*EXERCISE:*
Your task is to give the data again, exactly, with every line intact.
[Start DATASET EXCERPTS]
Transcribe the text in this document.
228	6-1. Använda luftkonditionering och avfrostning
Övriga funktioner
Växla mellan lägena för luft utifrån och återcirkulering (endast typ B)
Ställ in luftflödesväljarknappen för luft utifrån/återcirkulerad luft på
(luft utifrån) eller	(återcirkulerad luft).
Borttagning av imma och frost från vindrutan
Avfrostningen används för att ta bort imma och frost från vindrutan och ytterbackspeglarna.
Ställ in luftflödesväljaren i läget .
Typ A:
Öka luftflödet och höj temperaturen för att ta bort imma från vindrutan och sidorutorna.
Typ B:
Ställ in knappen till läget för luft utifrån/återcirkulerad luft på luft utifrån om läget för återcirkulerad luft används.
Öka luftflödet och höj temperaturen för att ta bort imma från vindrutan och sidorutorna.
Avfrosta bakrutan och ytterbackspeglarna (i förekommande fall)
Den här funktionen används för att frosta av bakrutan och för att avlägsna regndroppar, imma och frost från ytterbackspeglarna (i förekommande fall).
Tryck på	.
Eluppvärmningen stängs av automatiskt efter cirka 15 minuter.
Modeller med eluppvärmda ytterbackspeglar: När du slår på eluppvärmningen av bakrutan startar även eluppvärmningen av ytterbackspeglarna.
[End DATASET EXCERPTS]
*RESULT OF THIS EXERCISE:*
Transcribe the text in this document.
228	6-1. Använda luftkonditionering och avfrostning
Övriga funktioner
Växla mellan lägena för luft utifrån och återcirkulering (endast typ B)
Ställ in luftflödesväljarknappen för luft utifrån/återcirkulerad luft på
(luft utifrån) eller	(återcirkulerad luft).
Borttagning av imma och frost från vindrutan
Avfrostningen används för att ta bort imma och frost från vindrutan och ytterbackspeglarna.
Ställ in luftflödesväljaren i läget .
Typ A:
Öka luftflödet och höj temperaturen för att ta bort imma från vindrutan och sidorutorna.
Typ B:
Ställ in knappen till läget för luft utifrån/återcirkulerad luft på luft utifrån om läget för återcirkulerad luft används.
Öka luftflödet och höj temperaturen för att ta bort imma från vindrutan och sidorutorna.
Avfrosta bakrutan och ytterbackspeglarna (i förekommande fall)
Den här funktionen används för att frosta av bakrutan och för att avlägsna regndroppar, imma och frost från ytterbackspeglarna (i förekommande fall).
Tryck på	.
Eluppvärmningen stängs av automatiskt efter cirka 15 minuter.
Modeller med eluppvärmda ytterbackspeglar: När du slår på eluppvärmningen av bakrutan startar även eluppvärmningen av ytterbackspeglarna.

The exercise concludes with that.